— BEGIN —

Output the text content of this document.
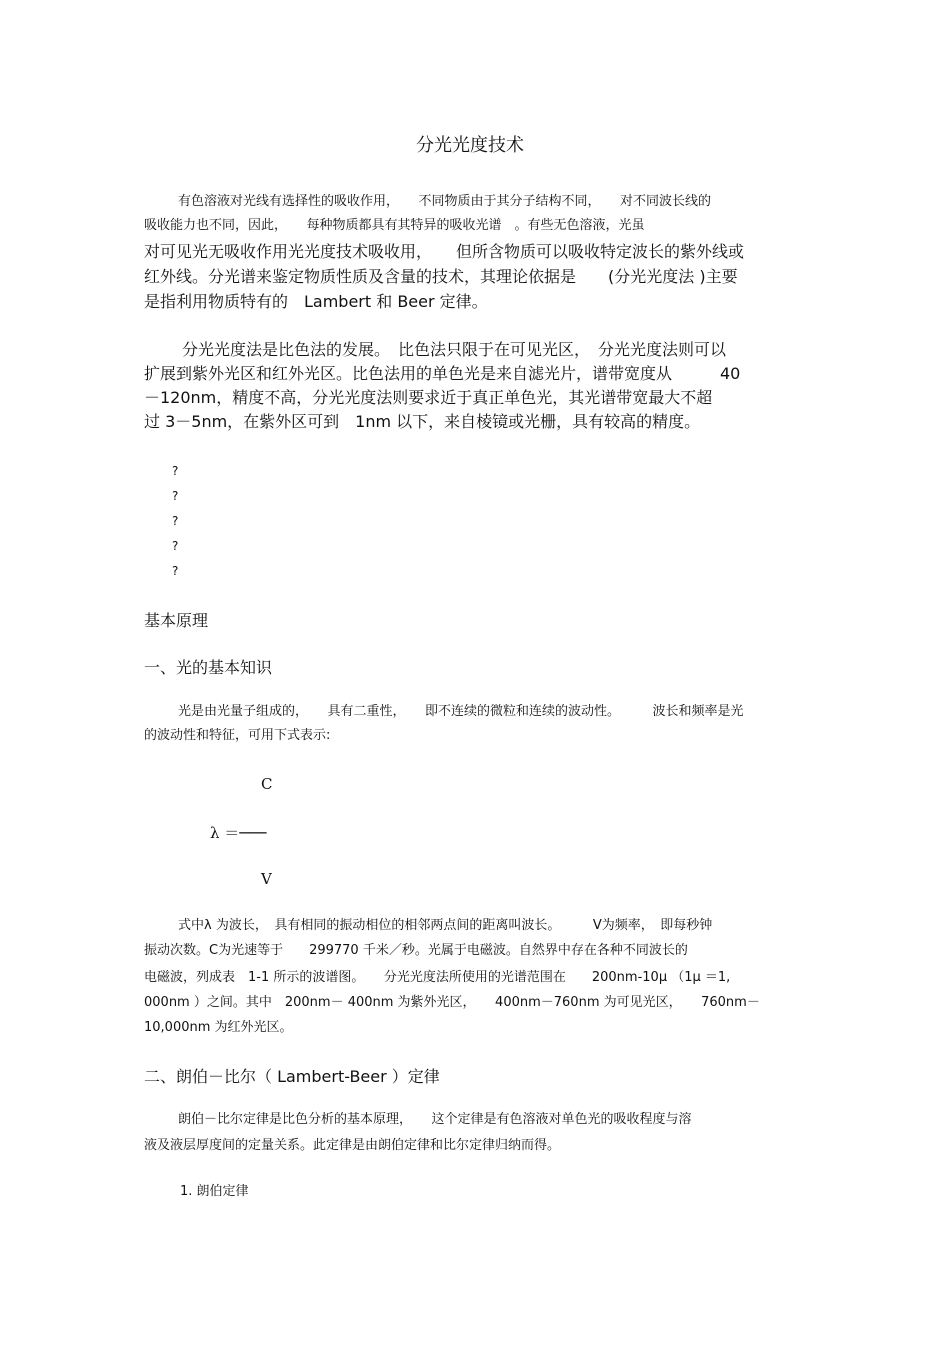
分光光度技术
有色溶液对光线有选择性的吸收作用，　　不同物质由于其分子结构不同，　　对不同波长线的
吸收能力也不同，因此，　　每种物质都具有其特异的吸收光谱　。有些无色溶液，光虽
对可见光无吸收作用光光度技术吸收用，　　但所含物质可以吸收特定波长的紫外线或
红外线。分光谱来鉴定物质性质及含量的技术，其理论依据是　　(分光光度法 )主要
是指利用物质特有的　Lambert 和 Beer 定律。
分光光度法是比色法的发展。　比色法只限于在可见光区，　分光光度法则可以
扩展到紫外光区和红外光区。比色法用的单色光是来自滤光片，谱带宽度从　　　40
－120nm，精度不高，分光光度法则要求近于真正单色光，其光谱带宽最大不超
过 3－5nm，在紫外区可到　1nm 以下，来自棱镜或光栅，具有较高的精度。
?
?
?
?
?
基本原理
一、光的基本知识
光是由光量子组成的，　　具有二重性，　　即不连续的微粒和连续的波动性。　　　波长和频率是光
的波动性和特征，可用下式表示:
C
λ ＝───
V
式中λ 为波长，　具有相同的振动相位的相邻两点间的距离叫波长。　　　V为频率，　即每秒钟
振动次数。C为光速等于　　299770 千米／秒。光属于电磁波。自然界中存在各种不同波长的
电磁波，列成表　1-1 所示的波谱图。　　分光光度法所使用的光谱范围在　　200nm-10μ （1μ ＝1,
000nm ）之间。其中　200nm－ 400nm 为紫外光区，　　400nm－760nm 为可见光区，　　760nm－
10,000nm 为红外光区。
二、朗伯－比尔（ Lambert-Beer ）定律
朗伯－比尔定律是比色分析的基本原理，　　这个定律是有色溶液对单色光的吸收程度与溶
液及液层厚度间的定量关系。此定律是由朗伯定律和比尔定律归纳而得。
1. 朗伯定律
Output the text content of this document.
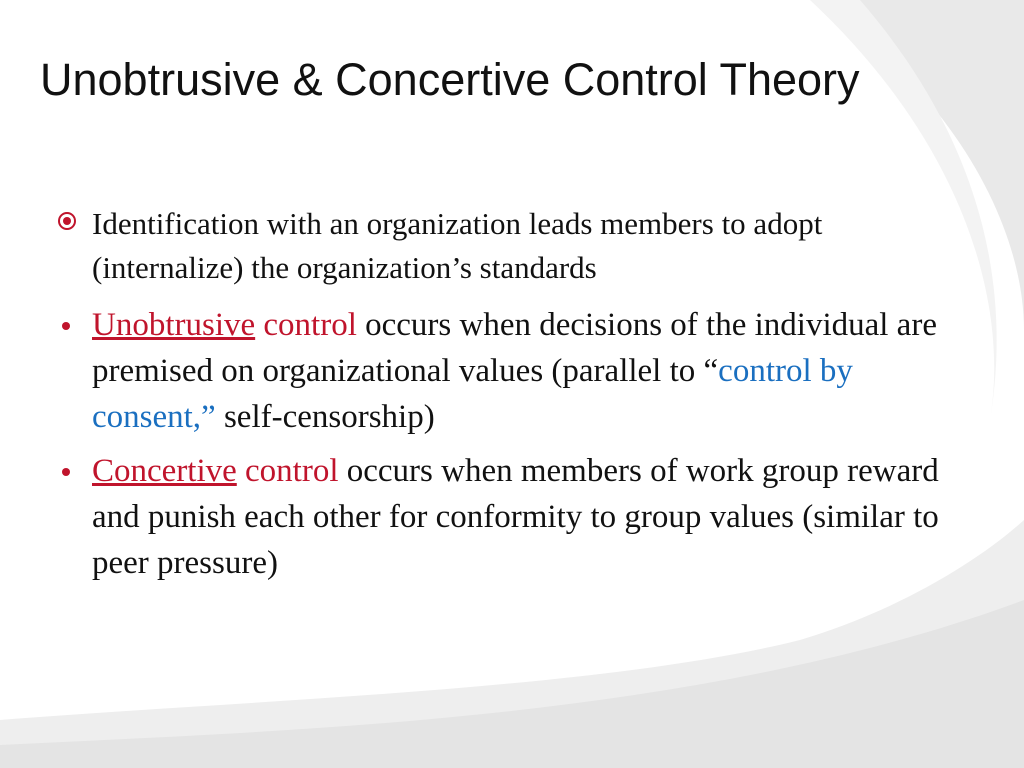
Unobtrusive & Concertive Control Theory
Identification with an organization leads members to adopt (internalize) the organization’s standards
Unobtrusive control occurs when decisions of the individual are premised on organizational values (parallel to “control by consent,” self-censorship)
Concertive control occurs when members of work group reward and punish each other for conformity to group values (similar to peer pressure)
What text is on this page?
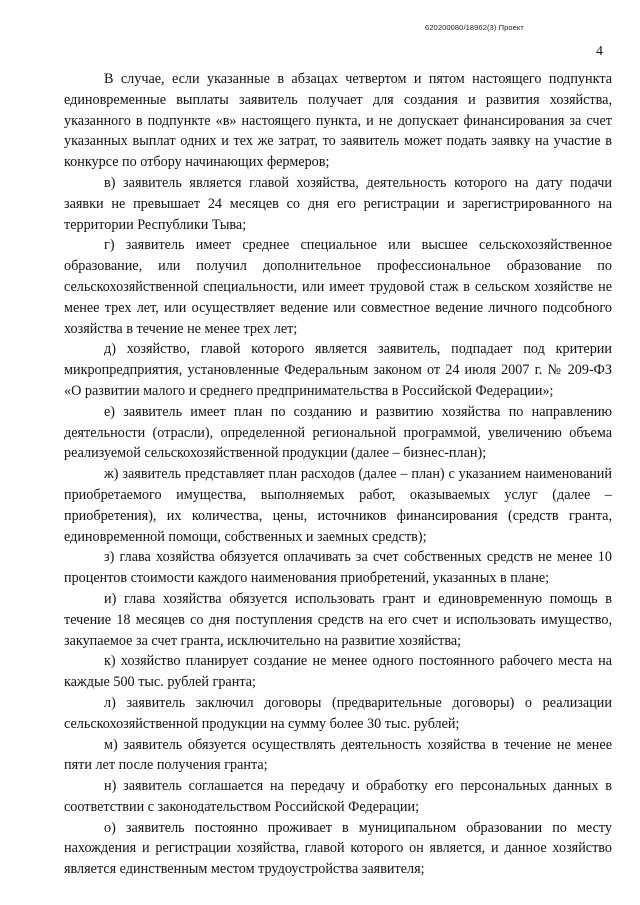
620200080/18962(3) Проект
4

В случае, если указанные в абзацах четвертом и пятом настоящего подпункта единовременные выплаты заявитель получает для создания и развития хозяйства, указанного в подпункте «в» настоящего пункта, и не допускает финансирования за счет указанных выплат одних и тех же затрат, то заявитель может подать заявку на участие в конкурсе по отбору начинающих фермеров;

в) заявитель является главой хозяйства, деятельность которого на дату подачи заявки не превышает 24 месяцев со дня его регистрации и зарегистрированного на территории Республики Тыва;

г) заявитель имеет среднее специальное или высшее сельскохозяйственное образование, или получил дополнительное профессиональное образование по сельскохозяйственной специальности, или имеет трудовой стаж в сельском хозяйстве не менее трех лет, или осуществляет ведение или совместное ведение личного подсобного хозяйства в течение не менее трех лет;

д) хозяйство, главой которого является заявитель, подпадает под критерии микропредприятия, установленные Федеральным законом от 24 июля 2007 г. № 209-ФЗ «О развитии малого и среднего предпринимательства в Российской Федерации»;

е) заявитель имеет план по созданию и развитию хозяйства по направлению деятельности (отрасли), определенной региональной программой, увеличению объема реализуемой сельскохозяйственной продукции (далее – бизнес-план);

ж) заявитель представляет план расходов (далее – план) с указанием наименований приобретаемого имущества, выполняемых работ, оказываемых услуг (далее – приобретения), их количества, цены, источников финансирования (средств гранта, единовременной помощи, собственных и заемных средств);

з) глава хозяйства обязуется оплачивать за счет собственных средств не менее 10 процентов стоимости каждого наименования приобретений, указанных в плане;

и) глава хозяйства обязуется использовать грант и единовременную помощь в течение 18 месяцев со дня поступления средств на его счет и использовать имущество, закупаемое за счет гранта, исключительно на развитие хозяйства;

к) хозяйство планирует создание не менее одного постоянного рабочего места на каждые 500 тыс. рублей гранта;

л) заявитель заключил договоры (предварительные договоры) о реализации сельскохозяйственной продукции на сумму более 30 тыс. рублей;

м) заявитель обязуется осуществлять деятельность хозяйства в течение не менее пяти лет после получения гранта;

н) заявитель соглашается на передачу и обработку его персональных данных в соответствии с законодательством Российской Федерации;

о) заявитель постоянно проживает в муниципальном образовании по месту нахождения и регистрации хозяйства, главой которого он является, и данное хозяйство является единственным местом трудоустройства заявителя;
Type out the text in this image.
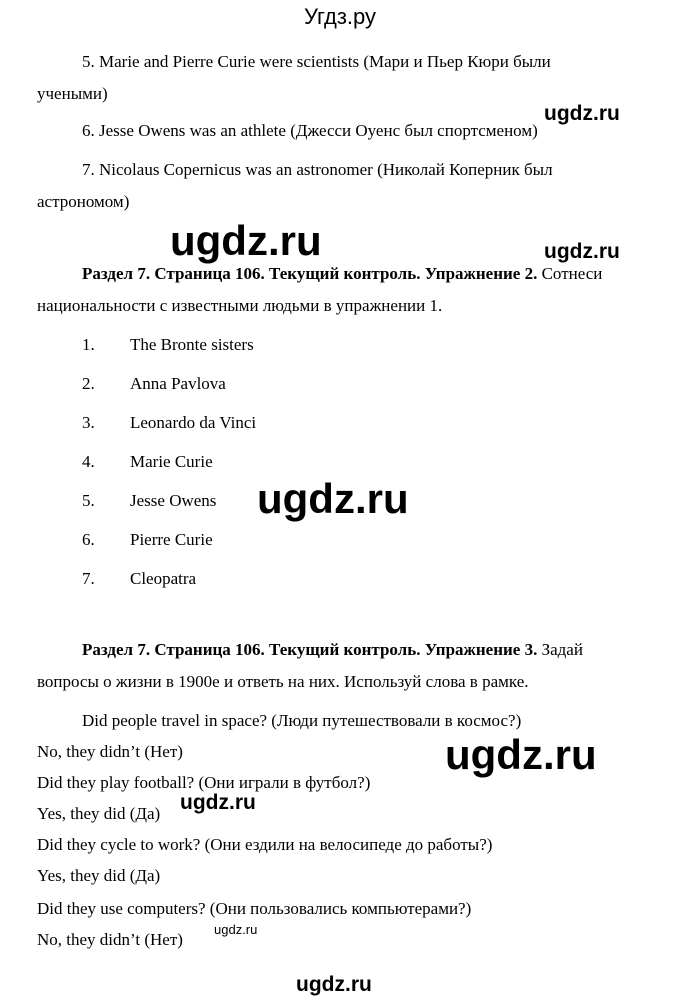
Угдз.ру
5. Marie and Pierre Curie were scientists (Мари и Пьер Кюри были
учеными)
ugdz.ru
6. Jesse Owens was an athlete (Джесси Оуенс был спортсменом)
7. Nicolaus Copernicus was an astronomer (Николай Коперник был
астрономом)
ugdz.ru	ugdz.ru
Раздел 7. Страница 106. Текущий контроль. Упражнение 2. Сотнеси
национальности с известными людьми в упражнении 1.
1. The Bronte sisters
2. Anna Pavlova
3. Leonardo da Vinci
4. Marie Curie
5. Jesse Owens
6. Pierre Curie
7. Cleopatra
ugdz.ru
Раздел 7. Страница 106. Текущий контроль. Упражнение 3. Задай
вопросы о жизни в 1900е и ответь на них. Используй слова в рамке.
Did people travel in space? (Люди путешествовали в космос?)
No, they didn’t (Нет)
Did they play football? (Они играли в футбол?)
Yes, they did (Да)
Did they cycle to work? (Они ездили на велосипеде до работы?)
Yes, they did (Да)
Did they use computers? (Они пользовались компьютерами?)
No, they didn’t (Нет)
ugdz.ru
ugdz.ru
ugdz.ru
ugdz.ru
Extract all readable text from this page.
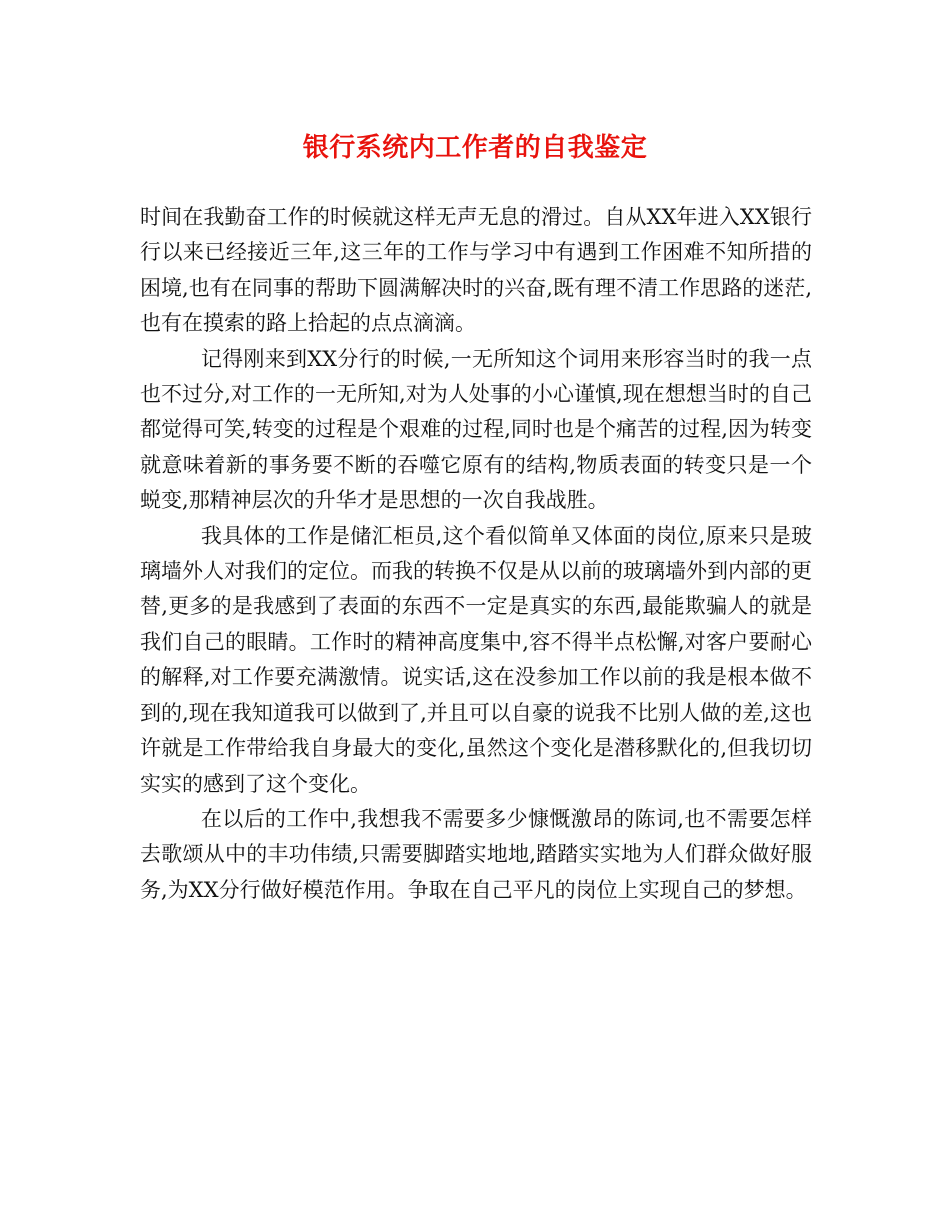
银行系统内工作者的自我鉴定

时间在我勤奋工作的时候就这样无声无息的滑过。自从XX年进入XX银行行以来已经接近三年,这三年的工作与学习中有遇到工作困难不知所措的困境,也有在同事的帮助下圆满解决时的兴奋,既有理不清工作思路的迷茫,也有在摸索的路上拾起的点点滴滴。

记得刚来到XX分行的时候,一无所知这个词用来形容当时的我一点也不过分,对工作的一无所知,对为人处事的小心谨慎,现在想想当时的自己都觉得可笑,转变的过程是个艰难的过程,同时也是个痛苦的过程,因为转变就意味着新的事务要不断的吞噬它原有的结构,物质表面的转变只是一个蜕变,那精神层次的升华才是思想的一次自我战胜。

我具体的工作是储汇柜员,这个看似简单又体面的岗位,原来只是玻璃墙外人对我们的定位。而我的转换不仅是从以前的玻璃墙外到内部的更替,更多的是我感到了表面的东西不一定是真实的东西,最能欺骗人的就是我们自己的眼睛。工作时的精神高度集中,容不得半点松懈,对客户要耐心的解释,对工作要充满激情。说实话,这在没参加工作以前的我是根本做不到的,现在我知道我可以做到了,并且可以自豪的说我不比别人做的差,这也许就是工作带给我自身最大的变化,虽然这个变化是潜移默化的,但我切切实实的感到了这个变化。

在以后的工作中,我想我不需要多少慷慨激昂的陈词,也不需要怎样去歌颂从中的丰功伟绩,只需要脚踏实地地,踏踏实实地为人们群众做好服务,为XX分行做好模范作用。争取在自己平凡的岗位上实现自己的梦想。
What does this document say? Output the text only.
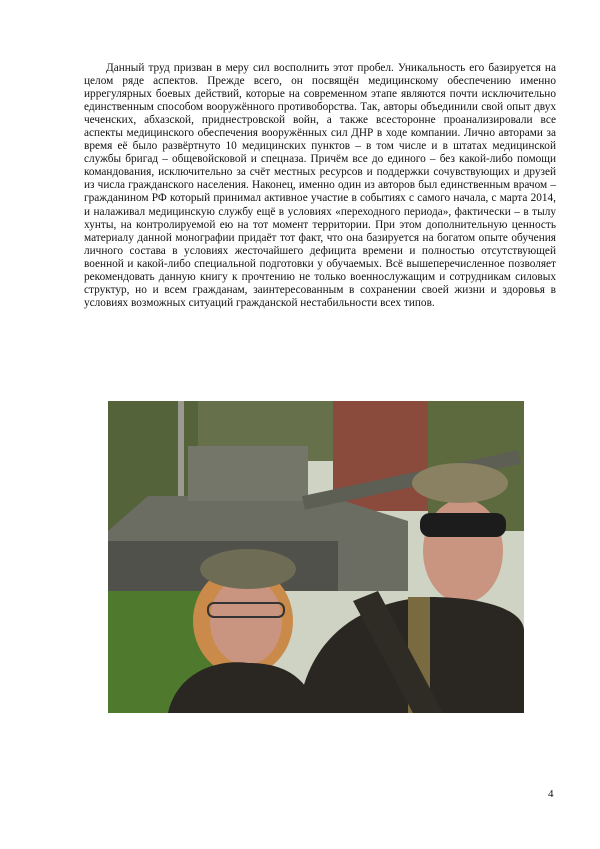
Данный труд призван в меру сил восполнить этот пробел. Уникальность его базируется на целом ряде аспектов. Прежде всего, он посвящён медицинскому обеспечению именно иррегулярных боевых действий, которые на современном этапе являются почти исключительно единственным способом вооружённого противоборства. Так, авторы объединили свой опыт двух чеченских, абхазской, приднестровской войн, а также всесторонне проанализировали все аспекты медицинского обеспечения вооружённых сил ДНР в ходе компании. Лично авторами за время её было развёртнуто 10 медицинских пунктов – в том числе и в штатах медицинской службы бригад – общевойсковой и спецназа. Причём все до единого – без какой-либо помощи командования, исключительно за счёт местных ресурсов и поддержки сочувствующих и друзей из числа гражданского населения. Наконец, именно один из авторов был единственным врачом – гражданином РФ который принимал активное участие в событиях с самого начала, с марта 2014, и налаживал медицинскую службу ещё в условиях «переходного периода», фактически – в тылу хунты, на контролируемой ею на тот момент территории. При этом дополнительную ценность материалу данной монографии придаёт тот факт, что она базируется на богатом опыте обучения личного состава в условиях жесточайшего дефицита времени и полностью отсутствующей военной и какой-либо специальной подготовки у обучаемых. Всё вышеперечисленное позволяет рекомендовать данную книгу к прочтению не только военнослужащим и сотрудникам силовых структур, но и всем гражданам, заинтересованным в сохранении своей жизни и здоровья в условиях возможных ситуаций гражданской нестабильности всех типов.

4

— END —

Give the count of lines in the listing that hold the word "they", with no other text.

WRITTEN RESPONSE:
7